#### DO THIS
Output every line below without omitting or altering anything.

───── RECORDS PROVIDED

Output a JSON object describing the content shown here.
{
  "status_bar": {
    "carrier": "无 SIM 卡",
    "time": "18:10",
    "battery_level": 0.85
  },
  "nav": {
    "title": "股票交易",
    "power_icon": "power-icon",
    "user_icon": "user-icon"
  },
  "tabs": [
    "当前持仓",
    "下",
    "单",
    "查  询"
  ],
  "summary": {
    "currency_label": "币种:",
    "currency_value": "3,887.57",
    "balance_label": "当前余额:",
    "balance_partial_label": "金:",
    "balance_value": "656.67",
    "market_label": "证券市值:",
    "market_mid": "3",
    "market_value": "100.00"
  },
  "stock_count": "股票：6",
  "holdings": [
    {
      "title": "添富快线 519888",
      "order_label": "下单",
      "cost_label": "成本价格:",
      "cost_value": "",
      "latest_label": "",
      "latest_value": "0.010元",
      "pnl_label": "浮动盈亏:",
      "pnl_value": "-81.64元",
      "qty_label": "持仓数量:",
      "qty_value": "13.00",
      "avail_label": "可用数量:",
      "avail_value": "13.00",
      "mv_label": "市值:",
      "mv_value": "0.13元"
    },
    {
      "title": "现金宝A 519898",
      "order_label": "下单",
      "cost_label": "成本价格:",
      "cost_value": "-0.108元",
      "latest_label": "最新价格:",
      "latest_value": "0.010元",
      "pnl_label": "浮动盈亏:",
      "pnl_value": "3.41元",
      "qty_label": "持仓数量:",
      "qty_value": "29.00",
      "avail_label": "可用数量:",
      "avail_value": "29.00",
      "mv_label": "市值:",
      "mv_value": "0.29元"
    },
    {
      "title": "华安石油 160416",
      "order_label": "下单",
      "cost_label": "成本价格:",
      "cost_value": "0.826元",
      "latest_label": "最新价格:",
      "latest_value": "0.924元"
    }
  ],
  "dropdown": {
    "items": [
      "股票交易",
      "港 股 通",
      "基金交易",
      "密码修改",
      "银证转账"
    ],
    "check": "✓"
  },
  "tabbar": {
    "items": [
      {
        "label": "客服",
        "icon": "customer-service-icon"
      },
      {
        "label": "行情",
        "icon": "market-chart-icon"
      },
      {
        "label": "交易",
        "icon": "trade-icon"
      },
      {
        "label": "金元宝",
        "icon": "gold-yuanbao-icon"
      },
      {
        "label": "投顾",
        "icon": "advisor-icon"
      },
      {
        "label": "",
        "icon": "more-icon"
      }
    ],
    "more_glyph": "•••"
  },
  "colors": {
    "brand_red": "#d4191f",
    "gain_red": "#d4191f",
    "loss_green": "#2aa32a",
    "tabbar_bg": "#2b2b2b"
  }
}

──────────

#### THE SOLUTION
Output a JSON object describing the content shown here.
{
  "status_bar": {
    "carrier": "无 SIM 卡",
    "time": "18:10",
    "battery_level": 0.85
  },
  "nav": {
    "title": "股票交易",
    "power_icon": "power-icon",
    "user_icon": "user-icon"
  },
  "tabs": [
    "当前持仓",
    "下",
    "单",
    "查  询"
  ],
  "summary": {
    "currency_label": "币种:",
    "currency_value": "3,887.57",
    "balance_label": "当前余额:",
    "balance_partial_label": "金:",
    "balance_value": "656.67",
    "market_label": "证券市值:",
    "market_mid": "3",
    "market_value": "100.00"
  },
  "stock_count": "股票：6",
  "holdings": [
    {
      "title": "添富快线 519888",
      "order_label": "下单",
      "cost_label": "成本价格:",
      "cost_value": "",
      "latest_label": "",
      "latest_value": "0.010元",
      "pnl_label": "浮动盈亏:",
      "pnl_value": "-81.64元",
      "qty_label": "持仓数量:",
      "qty_value": "13.00",
      "avail_label": "可用数量:",
      "avail_value": "13.00",
      "mv_label": "市值:",
      "mv_value": "0.13元"
    },
    {
      "title": "现金宝A 519898",
      "order_label": "下单",
      "cost_label": "成本价格:",
      "cost_value": "-0.108元",
      "latest_label": "最新价格:",
      "latest_value": "0.010元",
      "pnl_label": "浮动盈亏:",
      "pnl_value": "3.41元",
      "qty_label": "持仓数量:",
      "qty_value": "29.00",
      "avail_label": "可用数量:",
      "avail_value": "29.00",
      "mv_label": "市值:",
      "mv_value": "0.29元"
    },
    {
      "title": "华安石油 160416",
      "order_label": "下单",
      "cost_label": "成本价格:",
      "cost_value": "0.826元",
      "latest_label": "最新价格:",
      "latest_value": "0.924元"
    }
  ],
  "dropdown": {
    "items": [
      "股票交易",
      "港 股 通",
      "基金交易",
      "密码修改",
      "银证转账"
    ],
    "check": "✓"
  },
  "tabbar": {
    "items": [
      {
        "label": "客服",
        "icon": "customer-service-icon"
      },
      {
        "label": "行情",
        "icon": "market-chart-icon"
      },
      {
        "label": "交易",
        "icon": "trade-icon"
      },
      {
        "label": "金元宝",
        "icon": "gold-yuanbao-icon"
      },
      {
        "label": "投顾",
        "icon": "advisor-icon"
      },
      {
        "label": "",
        "icon": "more-icon"
      }
    ],
    "more_glyph": "•••"
  },
  "colors": {
    "brand_red": "#d4191f",
    "gain_red": "#d4191f",
    "loss_green": "#2aa32a",
    "tabbar_bg": "#2b2b2b"
  }
}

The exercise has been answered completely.